◆ The exercise ◆
Search the listing below for "horizontal". Copy each matching line.

◆ Data entries ◆
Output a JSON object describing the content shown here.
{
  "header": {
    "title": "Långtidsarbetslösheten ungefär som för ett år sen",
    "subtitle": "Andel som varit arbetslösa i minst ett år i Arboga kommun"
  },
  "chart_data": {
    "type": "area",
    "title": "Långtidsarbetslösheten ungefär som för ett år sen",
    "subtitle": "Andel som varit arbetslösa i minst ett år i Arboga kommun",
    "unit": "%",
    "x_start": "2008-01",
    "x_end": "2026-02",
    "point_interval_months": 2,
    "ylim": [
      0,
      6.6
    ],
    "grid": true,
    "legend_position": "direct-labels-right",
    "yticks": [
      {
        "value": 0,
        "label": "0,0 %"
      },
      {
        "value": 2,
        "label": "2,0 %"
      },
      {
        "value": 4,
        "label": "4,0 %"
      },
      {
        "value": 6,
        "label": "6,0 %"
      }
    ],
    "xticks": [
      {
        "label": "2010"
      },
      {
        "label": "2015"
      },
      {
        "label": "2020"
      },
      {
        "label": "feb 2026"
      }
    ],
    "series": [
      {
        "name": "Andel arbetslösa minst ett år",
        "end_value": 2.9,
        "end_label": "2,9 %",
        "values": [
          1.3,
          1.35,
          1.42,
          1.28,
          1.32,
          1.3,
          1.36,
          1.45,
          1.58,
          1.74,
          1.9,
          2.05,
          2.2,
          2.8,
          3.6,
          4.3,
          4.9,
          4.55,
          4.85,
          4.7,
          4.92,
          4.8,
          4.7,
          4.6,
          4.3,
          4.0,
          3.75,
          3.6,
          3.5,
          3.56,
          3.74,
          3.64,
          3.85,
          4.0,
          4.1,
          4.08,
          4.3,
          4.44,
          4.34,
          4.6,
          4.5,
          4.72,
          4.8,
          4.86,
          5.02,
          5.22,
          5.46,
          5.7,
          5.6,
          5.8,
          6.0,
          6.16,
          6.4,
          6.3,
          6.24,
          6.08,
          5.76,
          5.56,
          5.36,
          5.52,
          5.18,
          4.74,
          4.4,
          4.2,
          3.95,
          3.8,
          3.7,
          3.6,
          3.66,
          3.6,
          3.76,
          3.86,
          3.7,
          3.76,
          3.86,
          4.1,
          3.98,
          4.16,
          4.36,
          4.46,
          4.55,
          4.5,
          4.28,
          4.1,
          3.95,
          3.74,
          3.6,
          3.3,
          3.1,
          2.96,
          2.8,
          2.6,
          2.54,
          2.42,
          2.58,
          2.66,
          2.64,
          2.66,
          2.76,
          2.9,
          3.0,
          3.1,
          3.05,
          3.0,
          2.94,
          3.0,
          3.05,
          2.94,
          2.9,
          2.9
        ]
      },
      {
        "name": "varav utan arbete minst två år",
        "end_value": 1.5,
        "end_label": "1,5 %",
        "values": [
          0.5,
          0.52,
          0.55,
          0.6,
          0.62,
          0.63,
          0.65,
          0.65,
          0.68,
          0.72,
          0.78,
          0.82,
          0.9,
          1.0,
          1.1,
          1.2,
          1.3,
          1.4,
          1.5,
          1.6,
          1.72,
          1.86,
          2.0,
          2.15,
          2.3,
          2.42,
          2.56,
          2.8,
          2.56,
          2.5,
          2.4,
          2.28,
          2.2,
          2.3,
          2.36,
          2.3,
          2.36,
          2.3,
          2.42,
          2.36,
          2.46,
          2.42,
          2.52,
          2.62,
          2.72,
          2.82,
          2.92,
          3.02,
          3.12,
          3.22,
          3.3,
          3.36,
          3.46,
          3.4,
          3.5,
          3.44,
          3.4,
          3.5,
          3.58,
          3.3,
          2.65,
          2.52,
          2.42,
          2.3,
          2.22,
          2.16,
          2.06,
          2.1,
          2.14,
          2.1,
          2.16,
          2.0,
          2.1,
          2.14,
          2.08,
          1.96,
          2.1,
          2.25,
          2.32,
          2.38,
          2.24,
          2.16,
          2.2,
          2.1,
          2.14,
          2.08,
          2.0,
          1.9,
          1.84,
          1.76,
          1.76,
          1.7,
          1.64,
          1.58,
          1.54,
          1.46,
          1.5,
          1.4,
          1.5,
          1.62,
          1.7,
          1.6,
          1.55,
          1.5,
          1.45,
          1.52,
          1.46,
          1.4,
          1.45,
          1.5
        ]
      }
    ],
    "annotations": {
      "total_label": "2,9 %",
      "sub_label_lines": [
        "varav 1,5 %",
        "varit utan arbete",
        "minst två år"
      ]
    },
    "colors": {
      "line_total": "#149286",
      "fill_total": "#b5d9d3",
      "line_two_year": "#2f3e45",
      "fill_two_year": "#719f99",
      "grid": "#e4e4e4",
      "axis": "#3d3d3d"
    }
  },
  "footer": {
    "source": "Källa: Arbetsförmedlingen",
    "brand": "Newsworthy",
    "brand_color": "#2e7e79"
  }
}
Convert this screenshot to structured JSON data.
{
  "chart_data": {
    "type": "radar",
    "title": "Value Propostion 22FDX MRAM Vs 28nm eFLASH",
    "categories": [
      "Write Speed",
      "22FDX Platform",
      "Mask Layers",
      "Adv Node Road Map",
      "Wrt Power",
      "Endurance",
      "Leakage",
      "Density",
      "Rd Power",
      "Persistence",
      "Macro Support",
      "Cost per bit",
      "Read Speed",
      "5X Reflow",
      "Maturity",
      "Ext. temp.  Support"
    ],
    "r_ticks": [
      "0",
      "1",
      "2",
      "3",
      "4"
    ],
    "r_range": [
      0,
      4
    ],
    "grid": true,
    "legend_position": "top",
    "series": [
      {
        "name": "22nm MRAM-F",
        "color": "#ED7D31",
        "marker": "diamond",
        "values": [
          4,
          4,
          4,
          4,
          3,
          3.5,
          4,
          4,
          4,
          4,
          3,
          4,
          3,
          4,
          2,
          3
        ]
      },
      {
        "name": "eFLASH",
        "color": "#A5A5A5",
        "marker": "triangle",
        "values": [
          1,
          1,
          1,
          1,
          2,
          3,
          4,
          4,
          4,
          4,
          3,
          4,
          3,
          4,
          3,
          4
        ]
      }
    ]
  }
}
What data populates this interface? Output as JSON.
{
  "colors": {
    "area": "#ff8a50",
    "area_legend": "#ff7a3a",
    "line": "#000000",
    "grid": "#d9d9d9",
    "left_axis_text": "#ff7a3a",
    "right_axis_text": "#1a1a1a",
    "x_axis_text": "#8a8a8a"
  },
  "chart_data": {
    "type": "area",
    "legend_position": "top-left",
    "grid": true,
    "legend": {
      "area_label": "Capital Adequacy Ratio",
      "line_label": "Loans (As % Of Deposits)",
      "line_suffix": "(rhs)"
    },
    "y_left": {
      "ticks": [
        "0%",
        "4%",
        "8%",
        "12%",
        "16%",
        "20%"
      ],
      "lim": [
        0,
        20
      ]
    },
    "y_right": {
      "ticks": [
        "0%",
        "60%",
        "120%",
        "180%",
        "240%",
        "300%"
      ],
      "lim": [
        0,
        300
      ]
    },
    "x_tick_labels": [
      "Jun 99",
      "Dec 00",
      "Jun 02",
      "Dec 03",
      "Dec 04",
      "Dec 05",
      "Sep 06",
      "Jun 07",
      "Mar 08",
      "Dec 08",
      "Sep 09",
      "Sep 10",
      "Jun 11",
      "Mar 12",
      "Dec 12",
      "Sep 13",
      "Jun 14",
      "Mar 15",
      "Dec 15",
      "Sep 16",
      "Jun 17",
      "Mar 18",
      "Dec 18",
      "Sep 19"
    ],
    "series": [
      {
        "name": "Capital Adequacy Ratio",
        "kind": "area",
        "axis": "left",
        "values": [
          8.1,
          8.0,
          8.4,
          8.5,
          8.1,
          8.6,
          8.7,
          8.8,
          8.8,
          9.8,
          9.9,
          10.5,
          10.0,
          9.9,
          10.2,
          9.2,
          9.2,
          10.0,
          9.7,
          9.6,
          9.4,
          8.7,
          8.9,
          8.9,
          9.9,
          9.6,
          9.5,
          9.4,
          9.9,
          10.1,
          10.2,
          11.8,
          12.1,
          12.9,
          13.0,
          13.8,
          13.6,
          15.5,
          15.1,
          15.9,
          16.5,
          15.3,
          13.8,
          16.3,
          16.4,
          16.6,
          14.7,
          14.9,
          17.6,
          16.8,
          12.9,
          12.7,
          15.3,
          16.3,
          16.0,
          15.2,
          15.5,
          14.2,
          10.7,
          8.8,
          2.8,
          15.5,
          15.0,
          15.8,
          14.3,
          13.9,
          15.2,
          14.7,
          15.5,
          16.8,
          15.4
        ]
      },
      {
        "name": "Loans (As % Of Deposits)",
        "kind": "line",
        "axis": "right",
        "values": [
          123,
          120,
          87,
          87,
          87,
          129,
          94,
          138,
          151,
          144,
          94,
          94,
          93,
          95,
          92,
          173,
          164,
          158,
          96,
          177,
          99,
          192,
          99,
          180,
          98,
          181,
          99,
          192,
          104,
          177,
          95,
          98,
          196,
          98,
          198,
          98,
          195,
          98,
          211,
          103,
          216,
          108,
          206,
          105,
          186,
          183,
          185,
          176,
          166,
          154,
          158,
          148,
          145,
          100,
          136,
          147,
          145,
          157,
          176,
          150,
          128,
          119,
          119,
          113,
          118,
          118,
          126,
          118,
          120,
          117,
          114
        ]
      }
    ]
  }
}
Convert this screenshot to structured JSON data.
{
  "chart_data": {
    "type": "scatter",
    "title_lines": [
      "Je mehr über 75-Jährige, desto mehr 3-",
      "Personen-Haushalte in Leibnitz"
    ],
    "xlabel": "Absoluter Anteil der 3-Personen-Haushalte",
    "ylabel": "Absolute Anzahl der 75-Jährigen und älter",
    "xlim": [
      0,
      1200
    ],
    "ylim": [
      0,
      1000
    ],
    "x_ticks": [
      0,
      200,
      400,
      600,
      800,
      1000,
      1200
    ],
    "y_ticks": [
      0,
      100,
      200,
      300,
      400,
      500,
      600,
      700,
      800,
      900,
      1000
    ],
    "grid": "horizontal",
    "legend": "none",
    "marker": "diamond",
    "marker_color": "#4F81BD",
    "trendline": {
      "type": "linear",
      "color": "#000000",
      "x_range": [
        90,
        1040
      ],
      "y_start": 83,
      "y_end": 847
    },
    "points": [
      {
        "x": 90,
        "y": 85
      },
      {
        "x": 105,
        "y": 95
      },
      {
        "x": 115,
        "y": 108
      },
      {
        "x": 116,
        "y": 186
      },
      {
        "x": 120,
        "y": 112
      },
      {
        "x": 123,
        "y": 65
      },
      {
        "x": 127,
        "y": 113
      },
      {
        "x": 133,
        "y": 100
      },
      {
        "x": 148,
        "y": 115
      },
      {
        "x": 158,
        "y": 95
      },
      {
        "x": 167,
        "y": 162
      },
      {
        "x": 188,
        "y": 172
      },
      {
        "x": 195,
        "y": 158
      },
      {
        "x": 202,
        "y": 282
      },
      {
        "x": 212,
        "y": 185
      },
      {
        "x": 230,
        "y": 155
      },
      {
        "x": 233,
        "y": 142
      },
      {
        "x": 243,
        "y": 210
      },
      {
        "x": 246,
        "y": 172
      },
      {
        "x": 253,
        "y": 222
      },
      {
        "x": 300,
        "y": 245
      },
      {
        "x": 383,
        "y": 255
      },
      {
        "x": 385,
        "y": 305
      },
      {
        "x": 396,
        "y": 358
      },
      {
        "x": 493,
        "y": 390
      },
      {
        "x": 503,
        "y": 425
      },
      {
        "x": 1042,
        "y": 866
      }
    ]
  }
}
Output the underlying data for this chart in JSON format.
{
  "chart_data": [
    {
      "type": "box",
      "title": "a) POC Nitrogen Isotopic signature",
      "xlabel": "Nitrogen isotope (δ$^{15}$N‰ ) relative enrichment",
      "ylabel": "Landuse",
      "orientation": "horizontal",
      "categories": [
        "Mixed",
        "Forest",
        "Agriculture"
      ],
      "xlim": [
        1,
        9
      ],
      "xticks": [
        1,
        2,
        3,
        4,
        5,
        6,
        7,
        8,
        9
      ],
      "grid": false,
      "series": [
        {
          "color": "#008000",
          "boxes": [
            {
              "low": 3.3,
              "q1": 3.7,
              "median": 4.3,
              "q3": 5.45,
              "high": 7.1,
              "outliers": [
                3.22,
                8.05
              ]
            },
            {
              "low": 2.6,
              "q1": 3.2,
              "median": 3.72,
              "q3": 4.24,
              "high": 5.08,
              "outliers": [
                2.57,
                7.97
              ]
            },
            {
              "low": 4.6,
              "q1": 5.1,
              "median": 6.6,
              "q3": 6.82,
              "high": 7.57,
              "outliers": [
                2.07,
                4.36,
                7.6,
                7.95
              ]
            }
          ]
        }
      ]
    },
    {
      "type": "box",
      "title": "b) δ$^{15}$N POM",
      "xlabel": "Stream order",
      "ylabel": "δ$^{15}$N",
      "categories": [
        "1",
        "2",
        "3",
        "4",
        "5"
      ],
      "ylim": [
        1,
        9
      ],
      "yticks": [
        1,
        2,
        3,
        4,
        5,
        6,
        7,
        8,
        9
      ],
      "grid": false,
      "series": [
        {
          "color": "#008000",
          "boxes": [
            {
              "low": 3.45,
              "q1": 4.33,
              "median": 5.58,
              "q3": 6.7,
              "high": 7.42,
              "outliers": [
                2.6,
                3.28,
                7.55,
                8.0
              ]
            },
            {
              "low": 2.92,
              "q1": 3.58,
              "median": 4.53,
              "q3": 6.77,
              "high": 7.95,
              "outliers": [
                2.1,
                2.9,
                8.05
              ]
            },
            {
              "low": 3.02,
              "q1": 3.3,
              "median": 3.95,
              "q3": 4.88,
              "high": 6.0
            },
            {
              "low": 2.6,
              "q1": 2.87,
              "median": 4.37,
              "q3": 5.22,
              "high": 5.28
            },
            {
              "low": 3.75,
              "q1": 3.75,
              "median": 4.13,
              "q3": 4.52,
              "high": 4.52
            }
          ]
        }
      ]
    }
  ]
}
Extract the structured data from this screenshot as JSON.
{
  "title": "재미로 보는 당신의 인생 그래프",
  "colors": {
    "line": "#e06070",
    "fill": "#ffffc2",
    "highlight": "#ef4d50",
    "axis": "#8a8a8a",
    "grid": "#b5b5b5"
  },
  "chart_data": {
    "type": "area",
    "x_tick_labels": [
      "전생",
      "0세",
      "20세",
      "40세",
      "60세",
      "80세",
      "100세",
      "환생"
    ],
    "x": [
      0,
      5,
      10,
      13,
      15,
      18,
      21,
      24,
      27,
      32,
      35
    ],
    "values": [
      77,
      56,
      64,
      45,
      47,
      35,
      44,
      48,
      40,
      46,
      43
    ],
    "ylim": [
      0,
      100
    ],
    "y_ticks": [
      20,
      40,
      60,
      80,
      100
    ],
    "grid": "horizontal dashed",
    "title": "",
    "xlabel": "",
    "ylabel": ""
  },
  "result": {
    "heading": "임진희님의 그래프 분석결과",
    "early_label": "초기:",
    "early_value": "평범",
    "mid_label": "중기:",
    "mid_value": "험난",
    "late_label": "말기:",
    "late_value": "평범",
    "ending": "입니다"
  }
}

◆ Reply to the task ◆
    "grid": "horizontal",
      "orientation": "horizontal",
    "grid": "horizontal dashed",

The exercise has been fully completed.